# Start of Records for this exercise

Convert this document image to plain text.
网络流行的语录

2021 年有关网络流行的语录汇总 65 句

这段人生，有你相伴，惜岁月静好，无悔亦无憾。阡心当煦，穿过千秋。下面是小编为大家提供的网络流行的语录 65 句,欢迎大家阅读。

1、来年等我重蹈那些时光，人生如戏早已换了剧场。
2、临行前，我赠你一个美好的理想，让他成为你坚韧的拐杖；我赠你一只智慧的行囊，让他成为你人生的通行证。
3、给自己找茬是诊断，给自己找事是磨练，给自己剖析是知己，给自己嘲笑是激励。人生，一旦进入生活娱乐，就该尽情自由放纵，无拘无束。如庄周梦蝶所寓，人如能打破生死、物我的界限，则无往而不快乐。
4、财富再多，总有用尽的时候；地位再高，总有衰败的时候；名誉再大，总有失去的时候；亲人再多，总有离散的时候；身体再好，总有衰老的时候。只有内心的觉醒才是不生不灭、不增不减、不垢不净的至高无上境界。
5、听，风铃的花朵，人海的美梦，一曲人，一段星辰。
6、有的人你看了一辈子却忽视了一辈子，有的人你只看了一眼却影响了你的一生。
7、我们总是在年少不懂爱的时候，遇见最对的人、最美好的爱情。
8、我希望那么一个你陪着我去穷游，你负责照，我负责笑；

# End of Records for this exercise

Write out every entry verbatim.

■ Complete answer
Convert this document image to plain text.
网络流行的语录

2021 年有关网络流行的语录汇总 65 句

这段人生，有你相伴，惜岁月静好，无悔亦无憾。阡心当煦，穿过千秋。下面是小编为大家提供的网络流行的语录 65 句,欢迎大家阅读。

1、来年等我重蹈那些时光，人生如戏早已换了剧场。
2、临行前，我赠你一个美好的理想，让他成为你坚韧的拐杖；我赠你一只智慧的行囊，让他成为你人生的通行证。
3、给自己找茬是诊断，给自己找事是磨练，给自己剖析是知己，给自己嘲笑是激励。人生，一旦进入生活娱乐，就该尽情自由放纵，无拘无束。如庄周梦蝶所寓，人如能打破生死、物我的界限，则无往而不快乐。
4、财富再多，总有用尽的时候；地位再高，总有衰败的时候；名誉再大，总有失去的时候；亲人再多，总有离散的时候；身体再好，总有衰老的时候。只有内心的觉醒才是不生不灭、不增不减、不垢不净的至高无上境界。
5、听，风铃的花朵，人海的美梦，一曲人，一段星辰。
6、有的人你看了一辈子却忽视了一辈子，有的人你只看了一眼却影响了你的一生。
7、我们总是在年少不懂爱的时候，遇见最对的人、最美好的爱情。
8、我希望那么一个你陪着我去穷游，你负责照，我负责笑；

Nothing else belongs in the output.